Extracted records

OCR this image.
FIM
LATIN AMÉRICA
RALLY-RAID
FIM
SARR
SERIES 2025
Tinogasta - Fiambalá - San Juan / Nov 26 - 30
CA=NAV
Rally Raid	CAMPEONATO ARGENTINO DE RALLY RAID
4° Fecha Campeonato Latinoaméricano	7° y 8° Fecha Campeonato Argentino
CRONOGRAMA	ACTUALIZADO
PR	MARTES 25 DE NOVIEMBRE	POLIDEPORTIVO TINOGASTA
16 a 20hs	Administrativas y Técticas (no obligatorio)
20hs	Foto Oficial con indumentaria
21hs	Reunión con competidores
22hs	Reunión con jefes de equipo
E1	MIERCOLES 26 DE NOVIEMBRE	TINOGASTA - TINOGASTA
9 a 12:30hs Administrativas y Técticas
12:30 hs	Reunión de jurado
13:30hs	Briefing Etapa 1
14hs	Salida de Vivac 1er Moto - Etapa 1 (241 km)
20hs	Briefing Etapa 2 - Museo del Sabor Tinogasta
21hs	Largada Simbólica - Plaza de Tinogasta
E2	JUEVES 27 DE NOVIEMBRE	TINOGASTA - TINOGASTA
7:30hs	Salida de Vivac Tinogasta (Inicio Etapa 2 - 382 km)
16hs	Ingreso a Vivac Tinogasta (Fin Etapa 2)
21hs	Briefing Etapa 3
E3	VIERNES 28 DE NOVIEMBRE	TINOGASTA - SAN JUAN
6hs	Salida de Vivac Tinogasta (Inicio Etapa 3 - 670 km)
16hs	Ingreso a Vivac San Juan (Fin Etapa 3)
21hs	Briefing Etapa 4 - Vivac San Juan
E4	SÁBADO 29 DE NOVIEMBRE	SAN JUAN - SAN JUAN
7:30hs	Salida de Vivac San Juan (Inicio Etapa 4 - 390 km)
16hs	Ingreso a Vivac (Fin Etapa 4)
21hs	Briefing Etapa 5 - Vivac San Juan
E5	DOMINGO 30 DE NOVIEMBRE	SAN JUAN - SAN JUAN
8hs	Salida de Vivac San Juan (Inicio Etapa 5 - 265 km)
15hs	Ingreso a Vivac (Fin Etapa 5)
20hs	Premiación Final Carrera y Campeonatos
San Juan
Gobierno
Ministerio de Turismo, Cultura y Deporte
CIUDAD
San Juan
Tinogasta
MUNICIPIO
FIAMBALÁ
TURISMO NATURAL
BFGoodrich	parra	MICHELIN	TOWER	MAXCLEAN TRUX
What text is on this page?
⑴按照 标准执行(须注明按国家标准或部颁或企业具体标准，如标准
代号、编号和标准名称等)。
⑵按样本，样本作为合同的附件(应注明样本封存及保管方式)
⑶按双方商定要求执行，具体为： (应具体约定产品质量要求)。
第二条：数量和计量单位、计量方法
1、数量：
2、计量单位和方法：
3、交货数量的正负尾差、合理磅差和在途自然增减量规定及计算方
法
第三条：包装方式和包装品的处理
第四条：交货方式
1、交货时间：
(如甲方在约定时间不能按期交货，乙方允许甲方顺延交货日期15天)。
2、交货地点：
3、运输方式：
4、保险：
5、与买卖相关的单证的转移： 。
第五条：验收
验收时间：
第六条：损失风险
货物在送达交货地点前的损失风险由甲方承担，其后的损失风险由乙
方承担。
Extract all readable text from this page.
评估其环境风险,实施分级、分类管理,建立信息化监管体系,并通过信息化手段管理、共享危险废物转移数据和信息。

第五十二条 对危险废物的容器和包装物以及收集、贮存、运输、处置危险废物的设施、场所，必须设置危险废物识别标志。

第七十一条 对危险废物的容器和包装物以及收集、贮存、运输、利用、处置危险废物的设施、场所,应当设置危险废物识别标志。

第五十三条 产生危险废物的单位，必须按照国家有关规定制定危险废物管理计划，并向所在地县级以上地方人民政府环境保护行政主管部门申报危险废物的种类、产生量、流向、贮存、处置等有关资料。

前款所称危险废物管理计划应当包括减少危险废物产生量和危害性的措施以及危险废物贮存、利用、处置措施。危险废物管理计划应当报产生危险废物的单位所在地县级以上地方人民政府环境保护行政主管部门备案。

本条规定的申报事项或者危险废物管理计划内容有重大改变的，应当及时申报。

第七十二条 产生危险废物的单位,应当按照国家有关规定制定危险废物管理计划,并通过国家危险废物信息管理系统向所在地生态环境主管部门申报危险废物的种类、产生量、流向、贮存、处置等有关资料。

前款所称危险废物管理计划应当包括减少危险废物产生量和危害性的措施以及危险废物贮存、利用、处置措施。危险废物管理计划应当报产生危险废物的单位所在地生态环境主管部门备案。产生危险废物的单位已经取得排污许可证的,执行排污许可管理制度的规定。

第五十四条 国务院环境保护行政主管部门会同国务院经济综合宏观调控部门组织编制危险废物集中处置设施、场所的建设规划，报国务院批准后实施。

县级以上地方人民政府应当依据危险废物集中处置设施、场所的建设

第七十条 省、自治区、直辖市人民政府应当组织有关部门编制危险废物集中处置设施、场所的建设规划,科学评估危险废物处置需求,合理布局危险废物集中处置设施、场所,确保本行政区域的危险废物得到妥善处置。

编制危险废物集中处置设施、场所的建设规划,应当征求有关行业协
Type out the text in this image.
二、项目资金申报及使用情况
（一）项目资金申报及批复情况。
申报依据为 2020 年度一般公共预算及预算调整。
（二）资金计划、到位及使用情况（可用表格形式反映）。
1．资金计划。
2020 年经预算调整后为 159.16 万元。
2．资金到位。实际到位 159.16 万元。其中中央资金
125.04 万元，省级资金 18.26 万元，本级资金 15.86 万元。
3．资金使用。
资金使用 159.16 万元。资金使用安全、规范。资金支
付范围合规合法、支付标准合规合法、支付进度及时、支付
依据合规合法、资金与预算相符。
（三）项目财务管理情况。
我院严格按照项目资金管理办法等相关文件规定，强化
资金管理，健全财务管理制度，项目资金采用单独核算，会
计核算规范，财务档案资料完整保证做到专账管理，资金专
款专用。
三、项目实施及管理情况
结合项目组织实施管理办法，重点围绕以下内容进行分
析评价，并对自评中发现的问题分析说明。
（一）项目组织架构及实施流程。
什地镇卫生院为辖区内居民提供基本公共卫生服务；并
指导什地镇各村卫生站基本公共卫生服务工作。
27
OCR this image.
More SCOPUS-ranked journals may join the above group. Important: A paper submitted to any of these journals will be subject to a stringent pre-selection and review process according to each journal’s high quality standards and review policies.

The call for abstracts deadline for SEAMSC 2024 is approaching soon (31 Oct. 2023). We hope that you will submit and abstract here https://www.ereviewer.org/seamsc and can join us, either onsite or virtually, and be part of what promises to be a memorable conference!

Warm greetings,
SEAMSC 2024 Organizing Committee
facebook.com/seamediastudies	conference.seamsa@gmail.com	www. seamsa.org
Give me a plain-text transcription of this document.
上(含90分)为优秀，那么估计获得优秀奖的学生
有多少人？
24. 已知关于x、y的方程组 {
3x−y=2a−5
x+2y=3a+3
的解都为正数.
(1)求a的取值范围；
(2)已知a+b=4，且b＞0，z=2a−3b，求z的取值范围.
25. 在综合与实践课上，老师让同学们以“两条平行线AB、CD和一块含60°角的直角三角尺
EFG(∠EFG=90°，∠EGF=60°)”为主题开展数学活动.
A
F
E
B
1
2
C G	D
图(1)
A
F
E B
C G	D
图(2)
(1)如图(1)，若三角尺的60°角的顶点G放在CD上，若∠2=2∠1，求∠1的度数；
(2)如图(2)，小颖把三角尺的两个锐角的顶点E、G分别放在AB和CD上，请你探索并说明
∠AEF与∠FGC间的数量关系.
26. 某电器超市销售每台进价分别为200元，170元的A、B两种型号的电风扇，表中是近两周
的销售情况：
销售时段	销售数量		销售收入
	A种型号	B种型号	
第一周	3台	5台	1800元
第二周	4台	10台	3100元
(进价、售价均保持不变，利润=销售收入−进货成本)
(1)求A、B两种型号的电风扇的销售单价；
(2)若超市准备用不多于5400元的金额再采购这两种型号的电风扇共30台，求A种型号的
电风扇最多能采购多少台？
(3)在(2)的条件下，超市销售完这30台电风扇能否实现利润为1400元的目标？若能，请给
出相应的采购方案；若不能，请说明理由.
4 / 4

*Do this*: Select all lines in the listing that include the word "RALLY".

*Written reply*:
RALLY-RAID
Rally Raid	CAMPEONATO ARGENTINO DE RALLY RAID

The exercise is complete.